Recorded data
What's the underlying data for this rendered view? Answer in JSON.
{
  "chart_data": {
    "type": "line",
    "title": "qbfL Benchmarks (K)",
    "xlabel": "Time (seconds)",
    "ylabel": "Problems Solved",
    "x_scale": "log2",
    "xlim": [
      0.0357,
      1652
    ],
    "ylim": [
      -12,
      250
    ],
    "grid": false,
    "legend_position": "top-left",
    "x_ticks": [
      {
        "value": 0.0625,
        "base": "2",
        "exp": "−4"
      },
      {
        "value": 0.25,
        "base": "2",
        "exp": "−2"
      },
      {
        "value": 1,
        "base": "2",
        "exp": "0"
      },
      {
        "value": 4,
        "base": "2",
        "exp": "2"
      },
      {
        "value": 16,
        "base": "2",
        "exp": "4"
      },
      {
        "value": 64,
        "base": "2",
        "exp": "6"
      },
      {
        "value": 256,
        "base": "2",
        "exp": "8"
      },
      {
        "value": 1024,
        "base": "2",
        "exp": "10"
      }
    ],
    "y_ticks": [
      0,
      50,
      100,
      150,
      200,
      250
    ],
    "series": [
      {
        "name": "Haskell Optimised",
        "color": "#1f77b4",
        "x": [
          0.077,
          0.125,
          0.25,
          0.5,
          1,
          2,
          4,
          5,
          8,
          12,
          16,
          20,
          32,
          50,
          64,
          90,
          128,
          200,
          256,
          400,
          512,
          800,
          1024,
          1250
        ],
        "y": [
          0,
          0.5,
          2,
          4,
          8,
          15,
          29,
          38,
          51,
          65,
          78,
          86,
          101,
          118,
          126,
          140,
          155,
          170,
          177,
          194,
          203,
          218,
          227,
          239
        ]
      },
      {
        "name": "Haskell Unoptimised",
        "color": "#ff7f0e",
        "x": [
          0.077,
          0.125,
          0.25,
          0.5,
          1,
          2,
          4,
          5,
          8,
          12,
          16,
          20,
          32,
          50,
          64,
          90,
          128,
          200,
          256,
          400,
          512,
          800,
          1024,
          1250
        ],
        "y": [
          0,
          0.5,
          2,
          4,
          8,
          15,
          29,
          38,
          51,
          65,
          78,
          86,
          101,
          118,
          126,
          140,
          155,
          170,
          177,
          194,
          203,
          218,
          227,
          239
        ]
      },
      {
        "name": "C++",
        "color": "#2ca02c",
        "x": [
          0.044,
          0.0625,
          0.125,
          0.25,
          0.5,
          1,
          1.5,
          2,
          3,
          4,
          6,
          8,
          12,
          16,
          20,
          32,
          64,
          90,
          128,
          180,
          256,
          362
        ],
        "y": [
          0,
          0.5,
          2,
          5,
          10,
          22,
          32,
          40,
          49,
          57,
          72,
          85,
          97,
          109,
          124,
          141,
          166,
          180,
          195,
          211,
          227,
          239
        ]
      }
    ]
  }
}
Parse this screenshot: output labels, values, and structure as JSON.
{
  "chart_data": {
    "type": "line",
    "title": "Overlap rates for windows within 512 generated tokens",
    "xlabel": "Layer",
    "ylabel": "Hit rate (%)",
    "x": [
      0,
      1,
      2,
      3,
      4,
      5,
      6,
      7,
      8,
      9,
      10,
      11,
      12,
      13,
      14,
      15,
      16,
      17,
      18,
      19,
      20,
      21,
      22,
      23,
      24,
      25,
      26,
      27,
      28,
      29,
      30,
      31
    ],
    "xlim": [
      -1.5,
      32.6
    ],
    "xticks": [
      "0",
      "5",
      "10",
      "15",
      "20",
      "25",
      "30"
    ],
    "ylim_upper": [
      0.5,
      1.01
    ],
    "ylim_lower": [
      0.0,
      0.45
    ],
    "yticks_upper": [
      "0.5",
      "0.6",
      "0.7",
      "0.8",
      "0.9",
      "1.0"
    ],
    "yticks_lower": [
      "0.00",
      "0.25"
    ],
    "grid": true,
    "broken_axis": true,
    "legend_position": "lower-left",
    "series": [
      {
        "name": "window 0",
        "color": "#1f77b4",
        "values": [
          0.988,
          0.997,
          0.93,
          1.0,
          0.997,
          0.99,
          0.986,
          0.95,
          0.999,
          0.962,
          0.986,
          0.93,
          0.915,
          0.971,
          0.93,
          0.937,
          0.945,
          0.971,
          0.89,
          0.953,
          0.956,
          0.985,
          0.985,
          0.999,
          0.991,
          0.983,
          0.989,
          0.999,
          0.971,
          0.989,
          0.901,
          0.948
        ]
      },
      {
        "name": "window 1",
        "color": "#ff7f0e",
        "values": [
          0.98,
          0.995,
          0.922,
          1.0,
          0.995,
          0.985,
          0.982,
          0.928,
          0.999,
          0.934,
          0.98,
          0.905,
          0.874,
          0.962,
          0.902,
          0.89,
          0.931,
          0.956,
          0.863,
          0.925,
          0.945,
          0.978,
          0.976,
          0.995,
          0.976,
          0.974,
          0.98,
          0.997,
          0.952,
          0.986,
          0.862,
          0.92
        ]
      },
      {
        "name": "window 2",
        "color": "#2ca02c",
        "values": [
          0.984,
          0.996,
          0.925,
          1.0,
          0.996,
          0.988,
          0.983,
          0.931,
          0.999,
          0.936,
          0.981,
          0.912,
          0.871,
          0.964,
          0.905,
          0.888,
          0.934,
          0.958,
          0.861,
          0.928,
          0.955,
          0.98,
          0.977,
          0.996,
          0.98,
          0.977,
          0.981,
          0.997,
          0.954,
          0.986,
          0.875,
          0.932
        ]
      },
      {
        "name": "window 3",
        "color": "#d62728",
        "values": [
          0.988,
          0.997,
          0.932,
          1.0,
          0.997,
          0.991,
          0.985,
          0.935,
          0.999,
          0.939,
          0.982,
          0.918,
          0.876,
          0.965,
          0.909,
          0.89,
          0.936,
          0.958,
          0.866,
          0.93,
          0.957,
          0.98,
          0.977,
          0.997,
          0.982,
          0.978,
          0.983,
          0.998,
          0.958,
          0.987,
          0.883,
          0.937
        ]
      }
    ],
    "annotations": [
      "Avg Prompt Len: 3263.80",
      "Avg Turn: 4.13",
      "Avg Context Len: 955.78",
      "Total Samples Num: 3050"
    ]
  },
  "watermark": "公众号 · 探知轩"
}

# WHAT YOU WILL DO:
Report the number of lines that contain "left", with no other words.

# TASK RESPONSE:
2